* Required tasks:
1. In the forum thread about ginger, retype the part starting at "## ResolvableOwl (Dec" and ending at "of oils required.".
2. In the forum thread about ginger, what kind of ginger EO was ordered at the start?

Yesterday I ordered some ginger EO (steam-distilled). One has to start somewhere. 
Curious how “warming” it is, and if I can concur with @maryloucb's judgment.


----------



## Zany_in_CO (Dec 4, 2021)

Yesterday, I added Orange Ginger Marmalade to my grocery list.


----------



## Mobjack Bay (Dec 4, 2021)

I haven’t tried orange ginger marmalade, but this ginger marmalade makes me very happy.


----------



## Basil (Dec 8, 2021)

I get my ginger marmalade from world market. It’s in the refrigerator now! So, to tie this together with this thread, maybe I should put 1tsp? or 1 Tbs? PPO??


----------



## Basil (Dec 8, 2021)

Basil said:


> I get my ginger marmalade from world market. It’s in the refrigerator now! So, to tie this together with this thread, maybe I should put 1tsp? or 1 Tbs? PPO??


Oh wait! Owl started that !


----------



## ResolvableOwl (Dec 8, 2021)

Basil said:


> I get my ginger marmalade from world market. It’s in the refrigerator now! So, to tie this together with this thread, maybe I should put 1tsp? or 1 Tbs? PPO??


No. Use a tsp or a tbsp (to taste), open the jar, and eat it pure. No pounds of oils required.


----------



## Peachy Clean Soap (Dec 8, 2021)

* Input data:

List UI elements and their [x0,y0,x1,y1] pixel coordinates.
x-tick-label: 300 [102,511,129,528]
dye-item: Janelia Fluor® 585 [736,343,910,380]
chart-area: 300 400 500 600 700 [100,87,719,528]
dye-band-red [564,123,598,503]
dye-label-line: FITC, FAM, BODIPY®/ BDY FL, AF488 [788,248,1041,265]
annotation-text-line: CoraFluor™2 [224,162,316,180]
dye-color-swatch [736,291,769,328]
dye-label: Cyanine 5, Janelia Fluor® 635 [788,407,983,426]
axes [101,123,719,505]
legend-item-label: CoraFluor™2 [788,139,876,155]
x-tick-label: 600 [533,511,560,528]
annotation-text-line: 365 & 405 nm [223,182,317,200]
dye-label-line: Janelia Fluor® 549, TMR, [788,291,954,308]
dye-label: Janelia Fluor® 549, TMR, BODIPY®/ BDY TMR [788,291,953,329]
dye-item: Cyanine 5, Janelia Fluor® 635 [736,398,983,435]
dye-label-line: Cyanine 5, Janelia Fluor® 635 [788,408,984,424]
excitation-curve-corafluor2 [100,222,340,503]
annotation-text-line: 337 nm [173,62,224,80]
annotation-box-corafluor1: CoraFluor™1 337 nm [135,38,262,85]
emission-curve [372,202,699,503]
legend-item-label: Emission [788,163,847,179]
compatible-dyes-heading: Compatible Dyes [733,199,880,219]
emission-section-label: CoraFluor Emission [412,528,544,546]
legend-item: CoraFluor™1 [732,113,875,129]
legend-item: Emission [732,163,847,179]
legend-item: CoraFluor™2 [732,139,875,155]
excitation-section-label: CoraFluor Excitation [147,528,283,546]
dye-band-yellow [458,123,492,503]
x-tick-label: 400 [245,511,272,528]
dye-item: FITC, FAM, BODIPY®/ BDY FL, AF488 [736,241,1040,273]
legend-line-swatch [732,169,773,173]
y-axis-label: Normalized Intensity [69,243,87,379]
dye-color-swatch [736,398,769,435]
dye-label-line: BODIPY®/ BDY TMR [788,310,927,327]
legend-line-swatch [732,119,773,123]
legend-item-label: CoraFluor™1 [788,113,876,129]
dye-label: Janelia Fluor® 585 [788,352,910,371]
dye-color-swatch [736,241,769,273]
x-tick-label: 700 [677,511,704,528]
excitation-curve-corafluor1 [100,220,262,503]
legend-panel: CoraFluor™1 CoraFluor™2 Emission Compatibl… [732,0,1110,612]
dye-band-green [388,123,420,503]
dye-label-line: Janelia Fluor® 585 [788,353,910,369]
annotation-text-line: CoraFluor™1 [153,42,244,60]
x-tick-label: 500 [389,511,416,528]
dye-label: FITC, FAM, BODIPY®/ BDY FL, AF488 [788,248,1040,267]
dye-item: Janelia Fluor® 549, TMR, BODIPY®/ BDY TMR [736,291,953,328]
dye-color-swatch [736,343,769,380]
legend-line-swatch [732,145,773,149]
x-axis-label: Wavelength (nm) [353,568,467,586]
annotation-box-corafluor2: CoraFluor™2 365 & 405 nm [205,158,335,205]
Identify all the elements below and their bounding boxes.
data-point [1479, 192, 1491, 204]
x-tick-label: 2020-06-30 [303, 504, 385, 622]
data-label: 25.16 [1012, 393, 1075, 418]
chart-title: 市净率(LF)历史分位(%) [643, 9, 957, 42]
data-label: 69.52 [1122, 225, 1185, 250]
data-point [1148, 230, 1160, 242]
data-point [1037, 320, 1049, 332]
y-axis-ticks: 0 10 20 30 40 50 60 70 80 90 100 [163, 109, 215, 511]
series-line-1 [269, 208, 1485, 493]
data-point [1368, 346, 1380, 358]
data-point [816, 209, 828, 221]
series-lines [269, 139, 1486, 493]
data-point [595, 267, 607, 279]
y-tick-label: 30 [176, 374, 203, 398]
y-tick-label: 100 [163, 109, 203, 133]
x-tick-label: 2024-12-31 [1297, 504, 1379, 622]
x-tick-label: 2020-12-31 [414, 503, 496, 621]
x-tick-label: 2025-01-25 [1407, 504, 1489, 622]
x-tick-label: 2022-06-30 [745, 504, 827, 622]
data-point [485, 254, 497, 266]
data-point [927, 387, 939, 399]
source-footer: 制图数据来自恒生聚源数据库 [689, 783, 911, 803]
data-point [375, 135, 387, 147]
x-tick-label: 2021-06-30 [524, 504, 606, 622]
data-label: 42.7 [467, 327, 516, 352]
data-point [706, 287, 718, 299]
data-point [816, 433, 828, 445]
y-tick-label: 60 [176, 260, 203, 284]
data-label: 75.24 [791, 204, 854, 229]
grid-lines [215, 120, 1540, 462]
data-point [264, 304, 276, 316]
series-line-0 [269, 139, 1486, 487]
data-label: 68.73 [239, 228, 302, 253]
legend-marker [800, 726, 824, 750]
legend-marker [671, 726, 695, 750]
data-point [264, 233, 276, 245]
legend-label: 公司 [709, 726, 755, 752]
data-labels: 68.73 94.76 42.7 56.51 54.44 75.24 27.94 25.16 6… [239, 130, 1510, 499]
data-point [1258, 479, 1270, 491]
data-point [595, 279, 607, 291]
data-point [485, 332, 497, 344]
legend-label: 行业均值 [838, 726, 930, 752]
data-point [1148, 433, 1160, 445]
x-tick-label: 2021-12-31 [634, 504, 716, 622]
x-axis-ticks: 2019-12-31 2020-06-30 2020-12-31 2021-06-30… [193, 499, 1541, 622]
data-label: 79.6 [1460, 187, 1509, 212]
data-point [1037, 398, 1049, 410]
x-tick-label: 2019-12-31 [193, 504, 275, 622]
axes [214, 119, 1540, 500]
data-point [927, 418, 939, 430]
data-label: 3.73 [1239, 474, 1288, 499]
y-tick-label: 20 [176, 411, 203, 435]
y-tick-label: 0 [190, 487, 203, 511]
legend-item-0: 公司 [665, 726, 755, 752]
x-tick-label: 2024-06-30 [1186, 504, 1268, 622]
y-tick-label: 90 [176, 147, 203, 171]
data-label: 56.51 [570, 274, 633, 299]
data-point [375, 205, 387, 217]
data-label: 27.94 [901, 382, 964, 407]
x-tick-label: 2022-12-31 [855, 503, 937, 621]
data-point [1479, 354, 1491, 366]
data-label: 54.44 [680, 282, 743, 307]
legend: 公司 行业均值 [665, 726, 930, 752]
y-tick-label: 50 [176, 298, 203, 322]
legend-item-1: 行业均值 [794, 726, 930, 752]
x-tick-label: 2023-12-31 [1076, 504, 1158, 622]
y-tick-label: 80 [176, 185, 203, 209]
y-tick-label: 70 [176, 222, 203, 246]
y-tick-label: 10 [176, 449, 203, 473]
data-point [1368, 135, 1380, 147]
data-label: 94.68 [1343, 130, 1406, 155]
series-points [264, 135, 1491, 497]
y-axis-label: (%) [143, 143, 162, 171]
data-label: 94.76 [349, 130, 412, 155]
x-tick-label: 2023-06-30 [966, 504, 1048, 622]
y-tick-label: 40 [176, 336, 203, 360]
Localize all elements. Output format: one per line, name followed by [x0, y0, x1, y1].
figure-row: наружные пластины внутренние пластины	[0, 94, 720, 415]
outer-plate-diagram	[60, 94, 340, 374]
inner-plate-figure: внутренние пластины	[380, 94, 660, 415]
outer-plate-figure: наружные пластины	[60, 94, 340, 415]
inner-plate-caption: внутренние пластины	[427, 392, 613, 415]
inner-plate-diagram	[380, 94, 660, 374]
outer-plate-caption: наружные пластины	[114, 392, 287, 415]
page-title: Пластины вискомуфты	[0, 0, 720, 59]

* Task-by-task answers:
1.
## ResolvableOwl (Dec 8, 2021)

Basil said:


> I get my ginger marmalade from world market. It’s in the refrigerator now! So, to tie this together with this thread, maybe I should put 1tsp? or 1 Tbs? PPO??


No. Use a tsp or a tbsp (to taste), open the jar, and eat it pure. No pounds of oils required.

2. Steam-distilled ginger EO.